**Work instructions:** Leave out the pictures and transcribe the rest of the records exactly.

-- START OF Data for this exercise --

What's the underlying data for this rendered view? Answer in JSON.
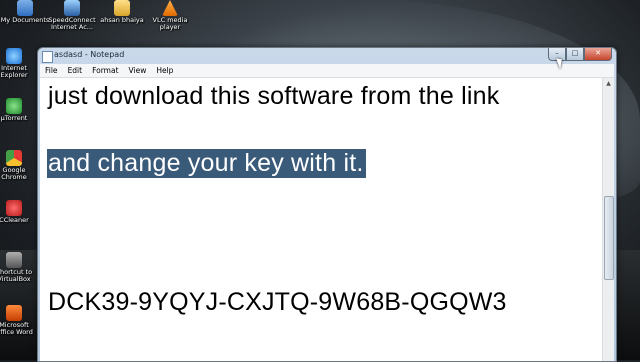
{
  "desktop": {
    "top_icons": [
      {
        "label": "My Documents",
        "icon": "documents-icon"
      },
      {
        "label": "SpeedConnect Internet Ac...",
        "icon": "network-icon"
      },
      {
        "label": "ahsan bhaiya",
        "icon": "folder-icon"
      },
      {
        "label": "VLC media player",
        "icon": "vlc-icon"
      }
    ],
    "side_icons": [
      {
        "label": "Internet Explorer",
        "icon": "ie-icon"
      },
      {
        "label": "µTorrent",
        "icon": "utorrent-icon"
      },
      {
        "label": "Google Chrome",
        "icon": "chrome-icon"
      },
      {
        "label": "CCleaner",
        "icon": "ccleaner-icon"
      },
      {
        "label": "Shortcut to VirtualBox",
        "icon": "virtualbox-icon"
      },
      {
        "label": "Microsoft Office Word",
        "icon": "word-icon"
      }
    ]
  },
  "window": {
    "title": "asdasd - Notepad",
    "buttons": {
      "minimize": "–",
      "maximize": "□",
      "close": "✕"
    },
    "menu": [
      "File",
      "Edit",
      "Format",
      "View",
      "Help"
    ],
    "lines": [
      {
        "text": "just download this software from the link",
        "selected": false
      },
      {
        "text": "and change your key with it.",
        "selected": true
      },
      {
        "text": "DCK39-9YQYJ-CXJTQ-9W68B-QGQW3",
        "selected": false
      }
    ]
  },
  "colors": {
    "selection": "#3a5a7a",
    "titlebar": "#c9d9ea"
  }
}
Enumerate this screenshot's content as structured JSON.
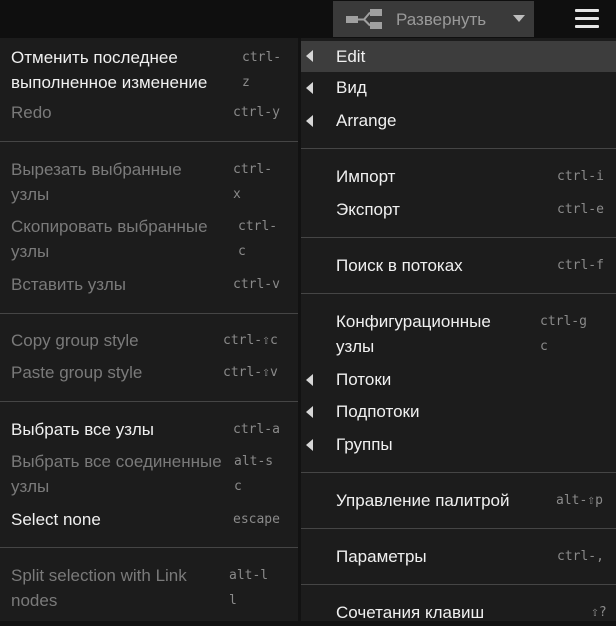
{
  "toolbar": {
    "deploy_label": "Развернуть"
  },
  "edit_menu": {
    "items": [
      {
        "label_line1": "Отменить последнее",
        "label_line2": "выполненное изменение",
        "key_line1": "ctrl-",
        "key_line2": "z"
      },
      {
        "label": "Redo",
        "key": "ctrl-y"
      },
      {
        "label_line1": "Вырезать выбранные",
        "label_line2": "узлы",
        "key_line1": "ctrl-",
        "key_line2": "x"
      },
      {
        "label_line1": "Скопировать выбранные",
        "label_line2": "узлы",
        "key_line1": "ctrl-",
        "key_line2": "c"
      },
      {
        "label": "Вставить узлы",
        "key": "ctrl-v"
      },
      {
        "label": "Copy group style",
        "key": "ctrl-⇧c"
      },
      {
        "label": "Paste group style",
        "key": "ctrl-⇧v"
      },
      {
        "label": "Выбрать все узлы",
        "key": "ctrl-a"
      },
      {
        "label_line1": "Выбрать все соединенные",
        "label_line2": "узлы",
        "key_line1": "alt-s",
        "key_line2": "c"
      },
      {
        "label": "Select none",
        "key": "escape"
      },
      {
        "label_line1": "Split selection with Link",
        "label_line2": "nodes",
        "key_line1": "alt-l",
        "key_line2": "l"
      }
    ]
  },
  "main_menu": {
    "items": [
      {
        "label": "Edit"
      },
      {
        "label": "Вид"
      },
      {
        "label": "Arrange"
      },
      {
        "label": "Импорт",
        "key": "ctrl-i"
      },
      {
        "label": "Экспорт",
        "key": "ctrl-e"
      },
      {
        "label": "Поиск в потоках",
        "key": "ctrl-f"
      },
      {
        "label_line1": "Конфигурационные",
        "label_line2": "узлы",
        "key_line1": "ctrl-g",
        "key_line2": "c"
      },
      {
        "label": "Потоки"
      },
      {
        "label": "Подпотоки"
      },
      {
        "label": "Группы"
      },
      {
        "label": "Управление палитрой",
        "key": "alt-⇧p"
      },
      {
        "label": "Параметры",
        "key": "ctrl-,"
      },
      {
        "label": "Сочетания клавиш",
        "key": "⇧?"
      }
    ]
  }
}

-- END OF Data for this exercise --

**Result:**
What's the underlying data for this rendered view? Answer in JSON.
{
  "desktop": {
    "top_icons": [
      {
        "label": "My Documents",
        "icon": "documents-icon"
      },
      {
        "label": "SpeedConnect Internet Ac...",
        "icon": "network-icon"
      },
      {
        "label": "ahsan bhaiya",
        "icon": "folder-icon"
      },
      {
        "label": "VLC media player",
        "icon": "vlc-icon"
      }
    ],
    "side_icons": [
      {
        "label": "Internet Explorer",
        "icon": "ie-icon"
      },
      {
        "label": "µTorrent",
        "icon": "utorrent-icon"
      },
      {
        "label": "Google Chrome",
        "icon": "chrome-icon"
      },
      {
        "label": "CCleaner",
        "icon": "ccleaner-icon"
      },
      {
        "label": "Shortcut to VirtualBox",
        "icon": "virtualbox-icon"
      },
      {
        "label": "Microsoft Office Word",
        "icon": "word-icon"
      }
    ]
  },
  "window": {
    "title": "asdasd - Notepad",
    "buttons": {
      "minimize": "–",
      "maximize": "□",
      "close": "✕"
    },
    "menu": [
      "File",
      "Edit",
      "Format",
      "View",
      "Help"
    ],
    "lines": [
      {
        "text": "just download this software from the link",
        "selected": false
      },
      {
        "text": "and change your key with it.",
        "selected": true
      },
      {
        "text": "DCK39-9YQYJ-CXJTQ-9W68B-QGQW3",
        "selected": false
      }
    ]
  },
  "colors": {
    "selection": "#3a5a7a",
    "titlebar": "#c9d9ea"
  }
}
Enumerate this screenshot's content as structured JSON.
{
  "toolbar": {
    "deploy_label": "Развернуть"
  },
  "edit_menu": {
    "items": [
      {
        "label_line1": "Отменить последнее",
        "label_line2": "выполненное изменение",
        "key_line1": "ctrl-",
        "key_line2": "z"
      },
      {
        "label": "Redo",
        "key": "ctrl-y"
      },
      {
        "label_line1": "Вырезать выбранные",
        "label_line2": "узлы",
        "key_line1": "ctrl-",
        "key_line2": "x"
      },
      {
        "label_line1": "Скопировать выбранные",
        "label_line2": "узлы",
        "key_line1": "ctrl-",
        "key_line2": "c"
      },
      {
        "label": "Вставить узлы",
        "key": "ctrl-v"
      },
      {
        "label": "Copy group style",
        "key": "ctrl-⇧c"
      },
      {
        "label": "Paste group style",
        "key": "ctrl-⇧v"
      },
      {
        "label": "Выбрать все узлы",
        "key": "ctrl-a"
      },
      {
        "label_line1": "Выбрать все соединенные",
        "label_line2": "узлы",
        "key_line1": "alt-s",
        "key_line2": "c"
      },
      {
        "label": "Select none",
        "key": "escape"
      },
      {
        "label_line1": "Split selection with Link",
        "label_line2": "nodes",
        "key_line1": "alt-l",
        "key_line2": "l"
      }
    ]
  },
  "main_menu": {
    "items": [
      {
        "label": "Edit"
      },
      {
        "label": "Вид"
      },
      {
        "label": "Arrange"
      },
      {
        "label": "Импорт",
        "key": "ctrl-i"
      },
      {
        "label": "Экспорт",
        "key": "ctrl-e"
      },
      {
        "label": "Поиск в потоках",
        "key": "ctrl-f"
      },
      {
        "label_line1": "Конфигурационные",
        "label_line2": "узлы",
        "key_line1": "ctrl-g",
        "key_line2": "c"
      },
      {
        "label": "Потоки"
      },
      {
        "label": "Подпотоки"
      },
      {
        "label": "Группы"
      },
      {
        "label": "Управление палитрой",
        "key": "alt-⇧p"
      },
      {
        "label": "Параметры",
        "key": "ctrl-,"
      },
      {
        "label": "Сочетания клавиш",
        "key": "⇧?"
      }
    ]
  }
}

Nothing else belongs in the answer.